*** Extracted data ***

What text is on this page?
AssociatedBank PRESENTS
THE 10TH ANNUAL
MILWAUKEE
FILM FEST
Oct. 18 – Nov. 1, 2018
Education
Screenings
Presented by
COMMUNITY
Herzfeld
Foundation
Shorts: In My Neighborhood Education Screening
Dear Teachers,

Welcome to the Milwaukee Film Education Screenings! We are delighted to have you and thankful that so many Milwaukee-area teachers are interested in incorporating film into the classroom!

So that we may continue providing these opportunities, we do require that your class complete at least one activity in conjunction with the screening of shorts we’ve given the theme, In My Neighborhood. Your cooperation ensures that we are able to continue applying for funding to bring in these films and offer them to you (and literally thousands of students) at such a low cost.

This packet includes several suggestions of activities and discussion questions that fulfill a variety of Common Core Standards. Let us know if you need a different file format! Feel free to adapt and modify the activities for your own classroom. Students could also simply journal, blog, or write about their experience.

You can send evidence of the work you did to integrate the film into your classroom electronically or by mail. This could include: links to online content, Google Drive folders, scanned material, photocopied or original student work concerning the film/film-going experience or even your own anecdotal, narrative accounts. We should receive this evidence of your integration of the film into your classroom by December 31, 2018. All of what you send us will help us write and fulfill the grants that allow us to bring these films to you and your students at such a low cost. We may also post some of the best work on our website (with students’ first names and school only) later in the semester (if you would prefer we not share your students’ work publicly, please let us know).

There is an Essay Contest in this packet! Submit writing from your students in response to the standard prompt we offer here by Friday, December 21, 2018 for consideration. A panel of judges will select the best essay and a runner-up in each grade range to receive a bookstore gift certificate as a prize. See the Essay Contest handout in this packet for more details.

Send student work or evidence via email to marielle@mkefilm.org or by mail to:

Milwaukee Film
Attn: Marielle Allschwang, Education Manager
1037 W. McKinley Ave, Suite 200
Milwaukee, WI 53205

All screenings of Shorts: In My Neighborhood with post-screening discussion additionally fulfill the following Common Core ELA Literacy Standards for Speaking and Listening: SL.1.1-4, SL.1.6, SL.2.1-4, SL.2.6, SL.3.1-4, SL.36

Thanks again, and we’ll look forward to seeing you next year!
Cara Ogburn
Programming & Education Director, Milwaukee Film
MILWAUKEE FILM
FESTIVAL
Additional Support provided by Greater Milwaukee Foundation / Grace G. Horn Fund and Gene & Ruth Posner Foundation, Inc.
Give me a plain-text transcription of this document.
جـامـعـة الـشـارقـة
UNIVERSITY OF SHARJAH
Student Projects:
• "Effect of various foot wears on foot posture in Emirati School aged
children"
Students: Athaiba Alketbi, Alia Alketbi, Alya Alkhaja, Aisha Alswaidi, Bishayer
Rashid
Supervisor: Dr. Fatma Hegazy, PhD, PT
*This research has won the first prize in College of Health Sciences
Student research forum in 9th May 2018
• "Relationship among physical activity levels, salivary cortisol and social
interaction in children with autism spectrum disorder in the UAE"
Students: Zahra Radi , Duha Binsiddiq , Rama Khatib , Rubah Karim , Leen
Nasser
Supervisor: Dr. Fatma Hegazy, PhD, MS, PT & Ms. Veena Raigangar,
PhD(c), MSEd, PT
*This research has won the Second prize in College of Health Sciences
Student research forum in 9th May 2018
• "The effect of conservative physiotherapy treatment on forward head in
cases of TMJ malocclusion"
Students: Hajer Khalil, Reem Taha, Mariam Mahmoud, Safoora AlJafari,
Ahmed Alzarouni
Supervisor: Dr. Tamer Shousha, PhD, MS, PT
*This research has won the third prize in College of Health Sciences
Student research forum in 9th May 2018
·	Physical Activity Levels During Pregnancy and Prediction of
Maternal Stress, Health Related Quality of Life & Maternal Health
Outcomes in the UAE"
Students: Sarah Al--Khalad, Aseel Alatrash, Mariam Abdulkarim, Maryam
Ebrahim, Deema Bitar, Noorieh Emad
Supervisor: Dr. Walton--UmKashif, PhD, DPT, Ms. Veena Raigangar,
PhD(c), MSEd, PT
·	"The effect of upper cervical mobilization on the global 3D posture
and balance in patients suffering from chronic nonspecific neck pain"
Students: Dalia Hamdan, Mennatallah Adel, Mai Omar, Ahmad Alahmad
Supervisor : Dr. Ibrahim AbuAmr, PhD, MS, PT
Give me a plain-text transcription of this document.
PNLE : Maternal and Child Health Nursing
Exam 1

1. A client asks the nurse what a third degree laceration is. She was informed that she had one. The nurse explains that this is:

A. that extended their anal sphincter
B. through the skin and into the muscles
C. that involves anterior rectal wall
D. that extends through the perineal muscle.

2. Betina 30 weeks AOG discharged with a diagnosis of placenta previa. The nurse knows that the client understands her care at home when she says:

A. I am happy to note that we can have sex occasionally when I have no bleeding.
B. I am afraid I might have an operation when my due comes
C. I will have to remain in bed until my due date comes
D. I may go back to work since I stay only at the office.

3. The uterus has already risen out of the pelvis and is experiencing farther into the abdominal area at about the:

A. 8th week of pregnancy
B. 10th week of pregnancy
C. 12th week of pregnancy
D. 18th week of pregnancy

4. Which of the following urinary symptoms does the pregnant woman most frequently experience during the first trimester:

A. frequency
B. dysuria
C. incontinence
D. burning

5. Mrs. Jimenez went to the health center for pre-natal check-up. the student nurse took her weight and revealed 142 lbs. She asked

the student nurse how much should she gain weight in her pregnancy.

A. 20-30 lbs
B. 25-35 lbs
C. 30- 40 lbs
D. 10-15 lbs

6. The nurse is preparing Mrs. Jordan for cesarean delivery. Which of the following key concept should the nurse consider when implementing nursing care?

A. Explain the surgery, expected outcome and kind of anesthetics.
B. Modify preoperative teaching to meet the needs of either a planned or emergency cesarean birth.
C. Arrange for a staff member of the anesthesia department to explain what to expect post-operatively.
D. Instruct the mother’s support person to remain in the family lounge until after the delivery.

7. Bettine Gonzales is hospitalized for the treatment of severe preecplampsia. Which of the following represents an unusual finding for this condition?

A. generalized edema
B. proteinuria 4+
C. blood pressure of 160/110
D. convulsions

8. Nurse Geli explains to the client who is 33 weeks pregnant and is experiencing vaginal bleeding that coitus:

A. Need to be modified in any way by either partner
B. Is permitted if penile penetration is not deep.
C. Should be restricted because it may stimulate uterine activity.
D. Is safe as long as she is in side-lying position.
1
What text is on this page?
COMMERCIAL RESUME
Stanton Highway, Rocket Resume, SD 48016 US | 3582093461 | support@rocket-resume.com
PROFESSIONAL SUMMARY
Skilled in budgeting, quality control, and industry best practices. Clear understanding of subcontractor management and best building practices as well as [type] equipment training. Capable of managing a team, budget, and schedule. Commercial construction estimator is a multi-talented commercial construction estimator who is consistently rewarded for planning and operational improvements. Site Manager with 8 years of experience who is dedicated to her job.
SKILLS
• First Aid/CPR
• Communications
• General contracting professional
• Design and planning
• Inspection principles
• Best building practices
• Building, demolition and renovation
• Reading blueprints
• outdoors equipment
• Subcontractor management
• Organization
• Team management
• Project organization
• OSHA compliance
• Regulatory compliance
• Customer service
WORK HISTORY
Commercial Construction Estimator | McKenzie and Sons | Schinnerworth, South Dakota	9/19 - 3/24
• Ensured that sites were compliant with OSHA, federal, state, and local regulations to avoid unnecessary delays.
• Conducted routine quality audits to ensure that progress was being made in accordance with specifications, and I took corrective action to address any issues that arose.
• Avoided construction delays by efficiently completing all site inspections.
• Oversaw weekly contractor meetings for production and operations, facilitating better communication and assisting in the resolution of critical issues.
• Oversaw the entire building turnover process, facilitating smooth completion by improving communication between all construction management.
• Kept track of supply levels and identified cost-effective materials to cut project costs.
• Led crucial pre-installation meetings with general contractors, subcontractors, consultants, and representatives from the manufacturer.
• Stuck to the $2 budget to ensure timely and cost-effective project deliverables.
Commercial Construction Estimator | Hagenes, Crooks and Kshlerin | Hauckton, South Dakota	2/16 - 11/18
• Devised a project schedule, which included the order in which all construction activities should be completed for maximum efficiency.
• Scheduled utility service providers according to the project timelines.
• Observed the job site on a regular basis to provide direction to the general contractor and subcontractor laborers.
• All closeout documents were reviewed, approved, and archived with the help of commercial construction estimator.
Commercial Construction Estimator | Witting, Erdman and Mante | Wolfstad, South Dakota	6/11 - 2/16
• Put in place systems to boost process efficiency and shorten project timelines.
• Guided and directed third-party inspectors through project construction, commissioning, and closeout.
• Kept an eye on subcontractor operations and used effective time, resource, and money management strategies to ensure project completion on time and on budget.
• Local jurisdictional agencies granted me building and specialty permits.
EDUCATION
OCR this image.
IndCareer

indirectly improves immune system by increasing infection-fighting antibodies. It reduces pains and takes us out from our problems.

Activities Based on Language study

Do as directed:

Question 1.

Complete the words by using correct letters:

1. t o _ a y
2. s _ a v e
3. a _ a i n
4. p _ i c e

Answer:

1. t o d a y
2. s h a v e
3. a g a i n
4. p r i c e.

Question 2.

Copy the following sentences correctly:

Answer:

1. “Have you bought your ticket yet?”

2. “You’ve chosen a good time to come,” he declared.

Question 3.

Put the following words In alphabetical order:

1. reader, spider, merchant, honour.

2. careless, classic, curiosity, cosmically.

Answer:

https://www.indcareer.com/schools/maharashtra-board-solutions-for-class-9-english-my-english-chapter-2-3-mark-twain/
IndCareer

*** End of Extracted data ***

■ Activity: Wherever the word "timelines" appears in the listing above, copy that line.

■ Answer to this problem:
• Scheduled utility service providers according to the project timelines.
• Put in place systems to boost process efficiency and shorten project timelines.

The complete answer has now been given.